## Direction
Restate the data exactly as given and keep the pictures out.

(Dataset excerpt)
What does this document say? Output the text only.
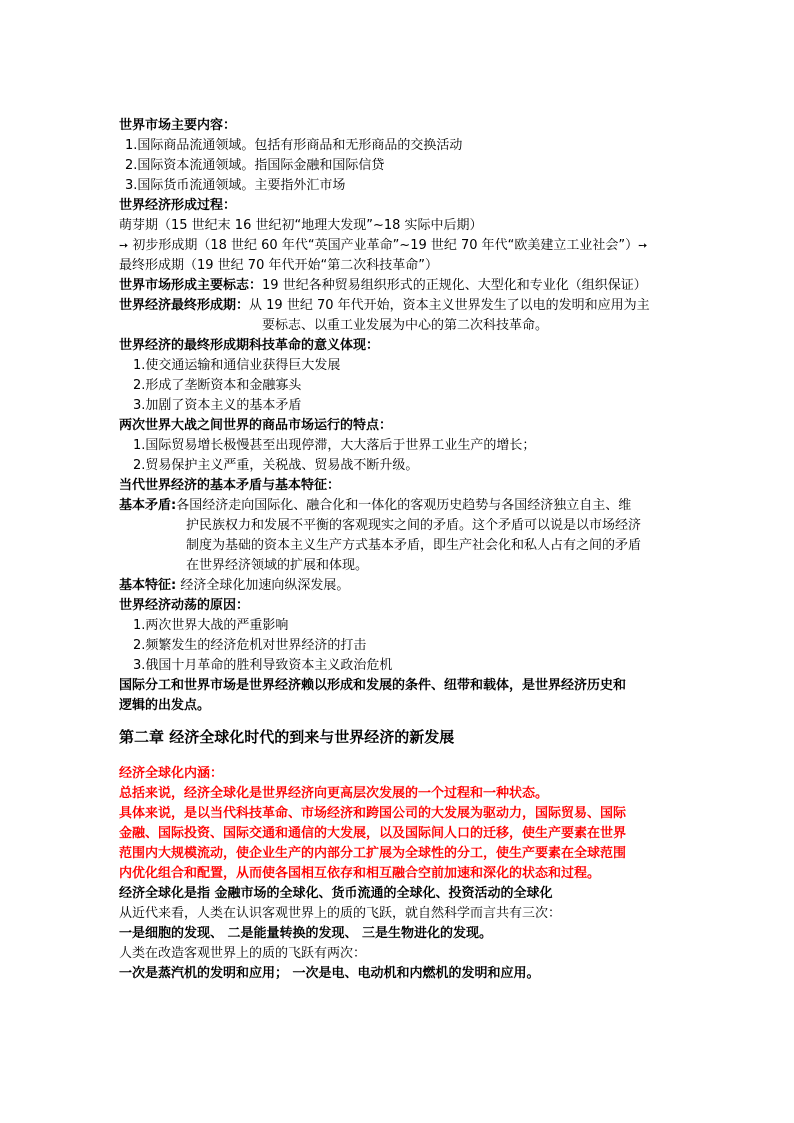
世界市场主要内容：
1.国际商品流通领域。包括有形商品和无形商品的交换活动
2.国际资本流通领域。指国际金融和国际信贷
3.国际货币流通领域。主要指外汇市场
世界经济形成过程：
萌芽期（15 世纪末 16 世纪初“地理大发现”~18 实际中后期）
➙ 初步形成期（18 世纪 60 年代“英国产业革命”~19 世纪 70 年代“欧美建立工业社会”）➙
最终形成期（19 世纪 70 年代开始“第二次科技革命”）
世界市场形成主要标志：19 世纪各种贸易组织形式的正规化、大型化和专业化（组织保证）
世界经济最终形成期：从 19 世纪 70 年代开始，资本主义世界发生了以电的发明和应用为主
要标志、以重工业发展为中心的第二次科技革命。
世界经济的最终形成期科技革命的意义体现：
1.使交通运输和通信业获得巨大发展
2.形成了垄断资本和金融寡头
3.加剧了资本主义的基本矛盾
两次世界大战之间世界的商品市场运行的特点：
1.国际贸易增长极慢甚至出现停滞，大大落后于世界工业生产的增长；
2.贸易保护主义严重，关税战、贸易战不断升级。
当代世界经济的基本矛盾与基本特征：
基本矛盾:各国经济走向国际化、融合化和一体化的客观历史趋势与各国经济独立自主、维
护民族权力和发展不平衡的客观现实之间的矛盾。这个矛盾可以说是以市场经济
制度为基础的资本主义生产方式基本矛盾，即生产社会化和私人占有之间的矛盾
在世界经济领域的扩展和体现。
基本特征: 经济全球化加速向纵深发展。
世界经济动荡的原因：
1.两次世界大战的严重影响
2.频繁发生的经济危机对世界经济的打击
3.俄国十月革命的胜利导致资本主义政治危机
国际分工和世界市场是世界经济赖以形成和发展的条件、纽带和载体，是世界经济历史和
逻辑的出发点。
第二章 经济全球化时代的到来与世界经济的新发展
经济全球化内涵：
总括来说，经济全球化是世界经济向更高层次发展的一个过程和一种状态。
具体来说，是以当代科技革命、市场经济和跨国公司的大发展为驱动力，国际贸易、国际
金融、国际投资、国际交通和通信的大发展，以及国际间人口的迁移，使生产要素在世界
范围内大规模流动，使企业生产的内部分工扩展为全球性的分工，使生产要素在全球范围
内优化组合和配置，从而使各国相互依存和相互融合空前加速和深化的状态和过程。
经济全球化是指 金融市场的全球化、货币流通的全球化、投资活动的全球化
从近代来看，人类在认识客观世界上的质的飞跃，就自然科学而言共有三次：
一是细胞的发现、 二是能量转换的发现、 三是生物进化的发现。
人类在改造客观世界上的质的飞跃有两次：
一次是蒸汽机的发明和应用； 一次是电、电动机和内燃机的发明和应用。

## Written solution
What does this document say? Output the text only.
世界市场主要内容：
1.国际商品流通领域。包括有形商品和无形商品的交换活动
2.国际资本流通领域。指国际金融和国际信贷
3.国际货币流通领域。主要指外汇市场
世界经济形成过程：
萌芽期（15 世纪末 16 世纪初“地理大发现”~18 实际中后期）
➙ 初步形成期（18 世纪 60 年代“英国产业革命”~19 世纪 70 年代“欧美建立工业社会”）➙
最终形成期（19 世纪 70 年代开始“第二次科技革命”）
世界市场形成主要标志：19 世纪各种贸易组织形式的正规化、大型化和专业化（组织保证）
世界经济最终形成期：从 19 世纪 70 年代开始，资本主义世界发生了以电的发明和应用为主
要标志、以重工业发展为中心的第二次科技革命。
世界经济的最终形成期科技革命的意义体现：
1.使交通运输和通信业获得巨大发展
2.形成了垄断资本和金融寡头
3.加剧了资本主义的基本矛盾
两次世界大战之间世界的商品市场运行的特点：
1.国际贸易增长极慢甚至出现停滞，大大落后于世界工业生产的增长；
2.贸易保护主义严重，关税战、贸易战不断升级。
当代世界经济的基本矛盾与基本特征：
基本矛盾:各国经济走向国际化、融合化和一体化的客观历史趋势与各国经济独立自主、维
护民族权力和发展不平衡的客观现实之间的矛盾。这个矛盾可以说是以市场经济
制度为基础的资本主义生产方式基本矛盾，即生产社会化和私人占有之间的矛盾
在世界经济领域的扩展和体现。
基本特征: 经济全球化加速向纵深发展。
世界经济动荡的原因：
1.两次世界大战的严重影响
2.频繁发生的经济危机对世界经济的打击
3.俄国十月革命的胜利导致资本主义政治危机
国际分工和世界市场是世界经济赖以形成和发展的条件、纽带和载体，是世界经济历史和
逻辑的出发点。
第二章 经济全球化时代的到来与世界经济的新发展
经济全球化内涵：
总括来说，经济全球化是世界经济向更高层次发展的一个过程和一种状态。
具体来说，是以当代科技革命、市场经济和跨国公司的大发展为驱动力，国际贸易、国际
金融、国际投资、国际交通和通信的大发展，以及国际间人口的迁移，使生产要素在世界
范围内大规模流动，使企业生产的内部分工扩展为全球性的分工，使生产要素在全球范围
内优化组合和配置，从而使各国相互依存和相互融合空前加速和深化的状态和过程。
经济全球化是指 金融市场的全球化、货币流通的全球化、投资活动的全球化
从近代来看，人类在认识客观世界上的质的飞跃，就自然科学而言共有三次：
一是细胞的发现、 二是能量转换的发现、 三是生物进化的发现。
人类在改造客观世界上的质的飞跃有两次：
一次是蒸汽机的发明和应用； 一次是电、电动机和内燃机的发明和应用。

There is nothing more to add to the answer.